───── Material provided ─────
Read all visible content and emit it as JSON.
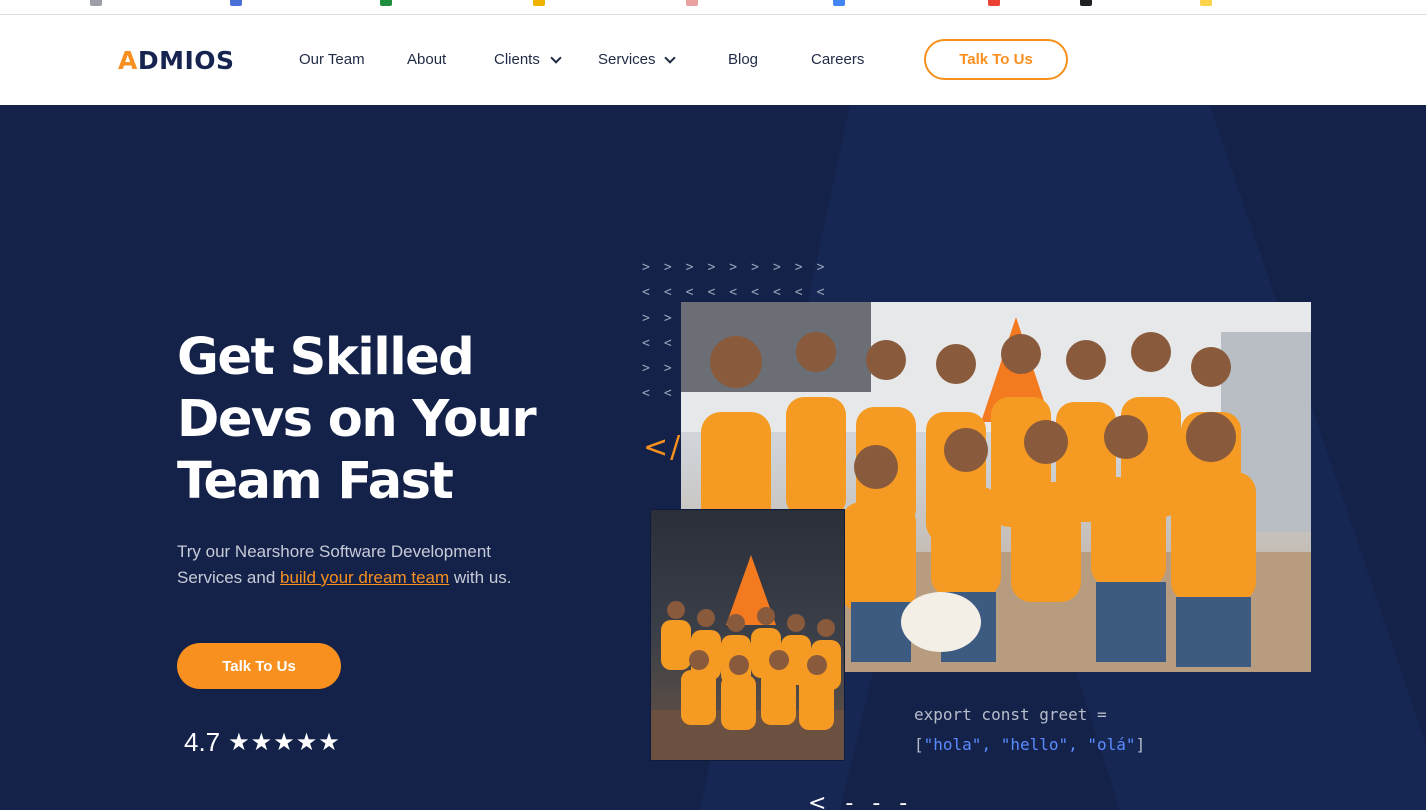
{
  "nav": {
    "logo": "ADMIOS",
    "items": [
      {
        "label": "Our Team"
      },
      {
        "label": "About"
      },
      {
        "label": "Clients"
      },
      {
        "label": "Services"
      },
      {
        "label": "Blog"
      },
      {
        "label": "Careers"
      }
    ],
    "cta": "Talk To Us"
  },
  "hero": {
    "headline": [
      "Get Skilled",
      "Devs on Your",
      "Team Fast"
    ],
    "sub_prefix": "Try our Nearshore Software Development Services and ",
    "sub_link": "build your dream team",
    "sub_suffix": " with us.",
    "cta": "Talk To Us",
    "rating_value": "4.7",
    "rating_stars": "★★★★★",
    "code_icon": "</>",
    "code_line1": "export const greet =",
    "code_open": "[",
    "code_strings": "\"hola\", \"hello\", \"olá\"",
    "code_close": "]",
    "dashes": "< - - -"
  },
  "colors": {
    "accent": "#f7901e",
    "navy": "#14224a",
    "code_string": "#5b8cff"
  },
  "icons": [
    "chevron-down-icon",
    "star-icon",
    "code-brackets-icon"
  ]
}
─────
Challenge: Copy all the data exactly as written, but skip any picture.

Exercise answer:
Read all visible content and emit it as JSON.
{
  "nav": {
    "logo": "ADMIOS",
    "items": [
      {
        "label": "Our Team"
      },
      {
        "label": "About"
      },
      {
        "label": "Clients"
      },
      {
        "label": "Services"
      },
      {
        "label": "Blog"
      },
      {
        "label": "Careers"
      }
    ],
    "cta": "Talk To Us"
  },
  "hero": {
    "headline": [
      "Get Skilled",
      "Devs on Your",
      "Team Fast"
    ],
    "sub_prefix": "Try our Nearshore Software Development Services and ",
    "sub_link": "build your dream team",
    "sub_suffix": " with us.",
    "cta": "Talk To Us",
    "rating_value": "4.7",
    "rating_stars": "★★★★★",
    "code_icon": "</>",
    "code_line1": "export const greet =",
    "code_open": "[",
    "code_strings": "\"hola\", \"hello\", \"olá\"",
    "code_close": "]",
    "dashes": "< - - -"
  },
  "colors": {
    "accent": "#f7901e",
    "navy": "#14224a",
    "code_string": "#5b8cff"
  },
  "icons": [
    "chevron-down-icon",
    "star-icon",
    "code-brackets-icon"
  ]
}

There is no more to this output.